[Exercise] Determine how many lines of the material hold the string "thông" and reply with only that number.

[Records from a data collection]
## start

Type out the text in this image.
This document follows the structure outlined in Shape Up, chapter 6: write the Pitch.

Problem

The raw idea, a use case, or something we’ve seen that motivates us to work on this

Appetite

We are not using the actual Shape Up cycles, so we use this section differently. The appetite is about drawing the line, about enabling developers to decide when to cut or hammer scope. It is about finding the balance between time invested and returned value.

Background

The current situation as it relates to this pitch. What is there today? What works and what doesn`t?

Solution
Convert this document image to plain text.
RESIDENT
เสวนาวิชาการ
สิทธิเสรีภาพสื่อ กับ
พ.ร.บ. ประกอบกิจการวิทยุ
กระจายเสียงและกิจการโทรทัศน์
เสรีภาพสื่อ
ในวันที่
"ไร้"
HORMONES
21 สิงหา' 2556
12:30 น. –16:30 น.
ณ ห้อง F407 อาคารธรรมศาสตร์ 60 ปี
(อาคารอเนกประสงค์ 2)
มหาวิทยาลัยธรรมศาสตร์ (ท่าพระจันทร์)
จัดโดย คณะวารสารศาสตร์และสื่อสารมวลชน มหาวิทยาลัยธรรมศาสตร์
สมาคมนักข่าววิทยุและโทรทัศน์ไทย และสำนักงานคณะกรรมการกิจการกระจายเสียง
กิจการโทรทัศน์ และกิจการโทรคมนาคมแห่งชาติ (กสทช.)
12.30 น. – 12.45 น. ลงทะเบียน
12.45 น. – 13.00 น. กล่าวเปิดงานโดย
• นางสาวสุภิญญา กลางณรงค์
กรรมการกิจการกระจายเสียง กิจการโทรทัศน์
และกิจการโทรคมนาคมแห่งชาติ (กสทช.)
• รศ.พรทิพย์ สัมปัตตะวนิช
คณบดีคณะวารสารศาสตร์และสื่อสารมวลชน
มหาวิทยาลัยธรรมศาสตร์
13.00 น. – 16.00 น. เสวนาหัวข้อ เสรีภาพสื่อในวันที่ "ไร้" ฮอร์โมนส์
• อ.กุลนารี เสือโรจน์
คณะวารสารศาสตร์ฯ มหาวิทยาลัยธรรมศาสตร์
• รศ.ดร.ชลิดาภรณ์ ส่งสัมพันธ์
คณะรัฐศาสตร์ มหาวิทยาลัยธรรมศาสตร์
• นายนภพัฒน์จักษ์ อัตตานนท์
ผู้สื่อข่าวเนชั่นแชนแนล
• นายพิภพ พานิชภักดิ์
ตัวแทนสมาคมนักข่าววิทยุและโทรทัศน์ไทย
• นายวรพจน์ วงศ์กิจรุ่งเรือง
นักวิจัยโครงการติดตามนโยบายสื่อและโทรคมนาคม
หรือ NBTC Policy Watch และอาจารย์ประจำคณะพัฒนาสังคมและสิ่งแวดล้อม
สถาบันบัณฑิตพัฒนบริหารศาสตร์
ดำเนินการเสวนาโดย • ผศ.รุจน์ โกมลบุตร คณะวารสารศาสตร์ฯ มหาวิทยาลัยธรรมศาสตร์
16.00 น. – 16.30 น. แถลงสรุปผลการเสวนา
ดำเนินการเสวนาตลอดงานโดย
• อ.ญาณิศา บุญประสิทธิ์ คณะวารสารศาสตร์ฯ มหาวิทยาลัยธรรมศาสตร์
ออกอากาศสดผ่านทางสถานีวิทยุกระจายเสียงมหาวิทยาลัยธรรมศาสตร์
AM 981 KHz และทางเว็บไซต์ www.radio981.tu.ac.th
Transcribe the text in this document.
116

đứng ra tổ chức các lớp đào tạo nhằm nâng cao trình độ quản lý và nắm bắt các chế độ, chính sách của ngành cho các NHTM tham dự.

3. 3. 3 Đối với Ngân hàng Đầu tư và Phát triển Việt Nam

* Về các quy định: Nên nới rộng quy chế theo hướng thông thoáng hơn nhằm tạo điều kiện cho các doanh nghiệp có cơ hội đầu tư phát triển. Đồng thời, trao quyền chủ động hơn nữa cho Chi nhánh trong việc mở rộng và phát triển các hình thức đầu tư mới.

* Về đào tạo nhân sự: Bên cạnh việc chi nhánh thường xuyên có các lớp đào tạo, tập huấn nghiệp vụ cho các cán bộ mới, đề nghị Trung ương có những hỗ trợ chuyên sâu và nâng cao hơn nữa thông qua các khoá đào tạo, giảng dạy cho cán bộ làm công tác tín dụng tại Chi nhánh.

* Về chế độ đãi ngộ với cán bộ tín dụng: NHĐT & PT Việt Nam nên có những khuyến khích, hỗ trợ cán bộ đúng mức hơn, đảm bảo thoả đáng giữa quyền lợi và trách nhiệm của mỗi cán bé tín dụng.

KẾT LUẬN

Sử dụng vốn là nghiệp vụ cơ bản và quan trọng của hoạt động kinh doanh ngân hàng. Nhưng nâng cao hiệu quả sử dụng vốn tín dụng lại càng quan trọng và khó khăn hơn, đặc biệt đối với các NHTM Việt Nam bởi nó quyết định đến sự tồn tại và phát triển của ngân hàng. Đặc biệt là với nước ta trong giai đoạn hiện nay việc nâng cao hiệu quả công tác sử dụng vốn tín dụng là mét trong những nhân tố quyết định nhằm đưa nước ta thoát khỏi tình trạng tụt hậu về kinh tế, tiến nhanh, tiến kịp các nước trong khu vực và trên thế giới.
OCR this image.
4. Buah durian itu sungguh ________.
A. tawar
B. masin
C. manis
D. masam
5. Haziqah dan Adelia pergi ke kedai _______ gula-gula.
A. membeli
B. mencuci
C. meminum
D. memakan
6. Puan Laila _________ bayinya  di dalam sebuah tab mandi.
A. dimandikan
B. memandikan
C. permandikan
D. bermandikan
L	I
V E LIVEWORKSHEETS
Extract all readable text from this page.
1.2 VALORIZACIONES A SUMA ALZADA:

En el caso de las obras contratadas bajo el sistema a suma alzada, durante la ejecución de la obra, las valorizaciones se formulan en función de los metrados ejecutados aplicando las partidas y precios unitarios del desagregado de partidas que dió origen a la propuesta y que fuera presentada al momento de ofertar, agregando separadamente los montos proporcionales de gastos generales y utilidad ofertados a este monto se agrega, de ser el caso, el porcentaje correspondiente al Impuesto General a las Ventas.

## end

[Right answer] 2